━━━ Provided data

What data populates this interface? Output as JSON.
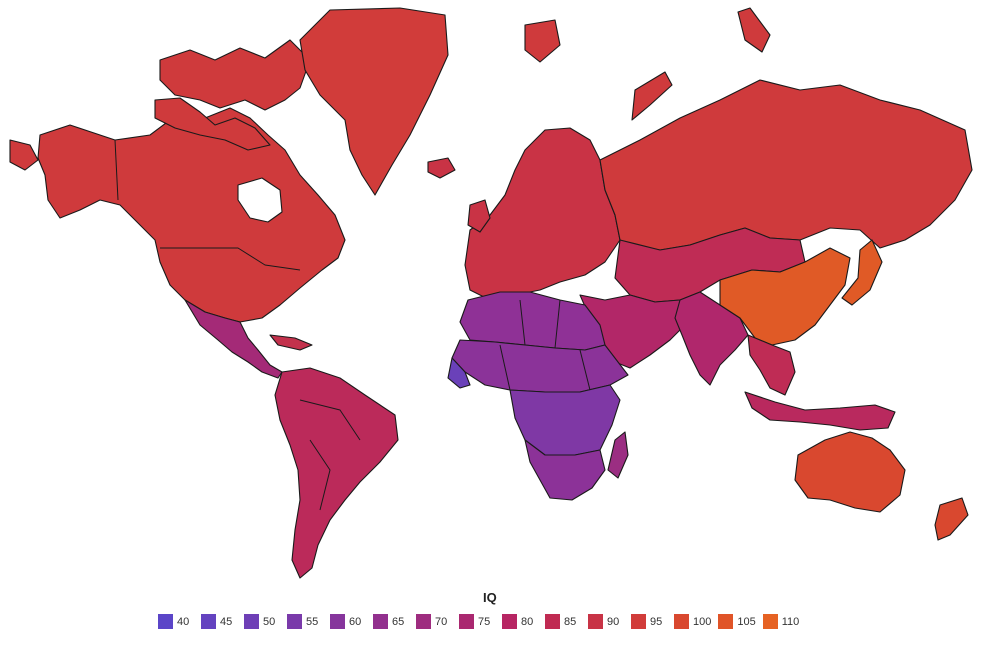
{
  "legend": {
    "title": "IQ",
    "items": [
      {
        "label": "40",
        "color": "#5b45c8"
      },
      {
        "label": "45",
        "color": "#6443c0"
      },
      {
        "label": "50",
        "color": "#6e3fb6"
      },
      {
        "label": "55",
        "color": "#7a3aaa"
      },
      {
        "label": "60",
        "color": "#86359c"
      },
      {
        "label": "65",
        "color": "#92308e"
      },
      {
        "label": "70",
        "color": "#9e2c7f"
      },
      {
        "label": "75",
        "color": "#aa2870"
      },
      {
        "label": "80",
        "color": "#b72563"
      },
      {
        "label": "85",
        "color": "#c02a52"
      },
      {
        "label": "90",
        "color": "#c83346"
      },
      {
        "label": "95",
        "color": "#d13c3a"
      },
      {
        "label": "100",
        "color": "#d9482f"
      },
      {
        "label": "105",
        "color": "#e05428"
      },
      {
        "label": "110",
        "color": "#e66223"
      }
    ]
  },
  "regions": {
    "north_america": "#cf3a3c",
    "greenland": "#d13c3a",
    "central_america": "#a42a77",
    "caribbean": "#c3314c",
    "south_america": "#bb2a5a",
    "europe": "#c93345",
    "russia": "#cf3a3c",
    "central_asia": "#bf2c55",
    "middle_east": "#b22768",
    "india": "#b0276c",
    "east_asia": "#e05a26",
    "southeast_asia": "#bf2c55",
    "africa_north": "#8f3196",
    "africa_sahel": "#8b3399",
    "africa_central": "#7f38a5",
    "africa_south": "#8c3298",
    "madagascar": "#9b2e82",
    "australia": "#d9482f",
    "new_zealand": "#d9482f",
    "indonesia": "#b9295e",
    "west_africa_coast": "#6a41b9"
  }
}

━━━━━━

**Job:**
Repeat each record exactly as shown above, dropping all images.

**Reply:**
What data populates this interface? Output as JSON.
{
  "legend": {
    "title": "IQ",
    "items": [
      {
        "label": "40",
        "color": "#5b45c8"
      },
      {
        "label": "45",
        "color": "#6443c0"
      },
      {
        "label": "50",
        "color": "#6e3fb6"
      },
      {
        "label": "55",
        "color": "#7a3aaa"
      },
      {
        "label": "60",
        "color": "#86359c"
      },
      {
        "label": "65",
        "color": "#92308e"
      },
      {
        "label": "70",
        "color": "#9e2c7f"
      },
      {
        "label": "75",
        "color": "#aa2870"
      },
      {
        "label": "80",
        "color": "#b72563"
      },
      {
        "label": "85",
        "color": "#c02a52"
      },
      {
        "label": "90",
        "color": "#c83346"
      },
      {
        "label": "95",
        "color": "#d13c3a"
      },
      {
        "label": "100",
        "color": "#d9482f"
      },
      {
        "label": "105",
        "color": "#e05428"
      },
      {
        "label": "110",
        "color": "#e66223"
      }
    ]
  },
  "regions": {
    "north_america": "#cf3a3c",
    "greenland": "#d13c3a",
    "central_america": "#a42a77",
    "caribbean": "#c3314c",
    "south_america": "#bb2a5a",
    "europe": "#c93345",
    "russia": "#cf3a3c",
    "central_asia": "#bf2c55",
    "middle_east": "#b22768",
    "india": "#b0276c",
    "east_asia": "#e05a26",
    "southeast_asia": "#bf2c55",
    "africa_north": "#8f3196",
    "africa_sahel": "#8b3399",
    "africa_central": "#7f38a5",
    "africa_south": "#8c3298",
    "madagascar": "#9b2e82",
    "australia": "#d9482f",
    "new_zealand": "#d9482f",
    "indonesia": "#b9295e",
    "west_africa_coast": "#6a41b9"
  }
}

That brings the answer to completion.